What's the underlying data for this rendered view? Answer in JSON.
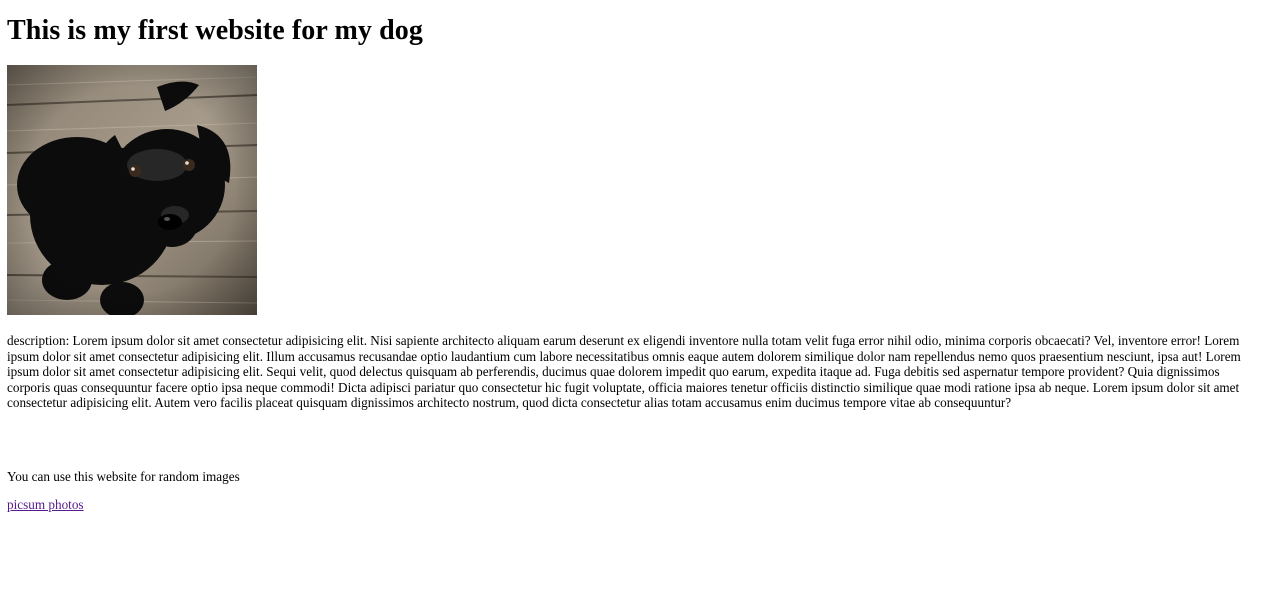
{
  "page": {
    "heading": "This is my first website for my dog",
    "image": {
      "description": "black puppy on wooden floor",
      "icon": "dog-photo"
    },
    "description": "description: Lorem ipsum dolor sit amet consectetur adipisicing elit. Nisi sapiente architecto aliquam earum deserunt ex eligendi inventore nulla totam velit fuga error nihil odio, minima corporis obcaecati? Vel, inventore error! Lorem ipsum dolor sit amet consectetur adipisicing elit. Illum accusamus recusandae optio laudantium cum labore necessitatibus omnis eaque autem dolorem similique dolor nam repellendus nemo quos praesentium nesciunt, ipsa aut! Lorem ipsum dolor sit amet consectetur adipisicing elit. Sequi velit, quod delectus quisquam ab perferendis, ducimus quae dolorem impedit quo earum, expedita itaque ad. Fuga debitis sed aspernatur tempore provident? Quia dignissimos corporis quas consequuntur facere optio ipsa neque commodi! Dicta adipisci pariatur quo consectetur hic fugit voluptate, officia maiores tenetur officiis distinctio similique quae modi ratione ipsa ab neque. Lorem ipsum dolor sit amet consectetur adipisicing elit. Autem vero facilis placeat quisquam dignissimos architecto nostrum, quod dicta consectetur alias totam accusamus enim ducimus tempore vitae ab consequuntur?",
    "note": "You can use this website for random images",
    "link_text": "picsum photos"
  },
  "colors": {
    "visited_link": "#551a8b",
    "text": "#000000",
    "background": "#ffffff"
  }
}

__OBJECTIVE__
Reproduce the material above in full, exactly, with no images.

__FINISHED TASK__
What's the underlying data for this rendered view? Answer in JSON.
{
  "page": {
    "heading": "This is my first website for my dog",
    "image": {
      "description": "black puppy on wooden floor",
      "icon": "dog-photo"
    },
    "description": "description: Lorem ipsum dolor sit amet consectetur adipisicing elit. Nisi sapiente architecto aliquam earum deserunt ex eligendi inventore nulla totam velit fuga error nihil odio, minima corporis obcaecati? Vel, inventore error! Lorem ipsum dolor sit amet consectetur adipisicing elit. Illum accusamus recusandae optio laudantium cum labore necessitatibus omnis eaque autem dolorem similique dolor nam repellendus nemo quos praesentium nesciunt, ipsa aut! Lorem ipsum dolor sit amet consectetur adipisicing elit. Sequi velit, quod delectus quisquam ab perferendis, ducimus quae dolorem impedit quo earum, expedita itaque ad. Fuga debitis sed aspernatur tempore provident? Quia dignissimos corporis quas consequuntur facere optio ipsa neque commodi! Dicta adipisci pariatur quo consectetur hic fugit voluptate, officia maiores tenetur officiis distinctio similique quae modi ratione ipsa ab neque. Lorem ipsum dolor sit amet consectetur adipisicing elit. Autem vero facilis placeat quisquam dignissimos architecto nostrum, quod dicta consectetur alias totam accusamus enim ducimus tempore vitae ab consequuntur?",
    "note": "You can use this website for random images",
    "link_text": "picsum photos"
  },
  "colors": {
    "visited_link": "#551a8b",
    "text": "#000000",
    "background": "#ffffff"
  }
}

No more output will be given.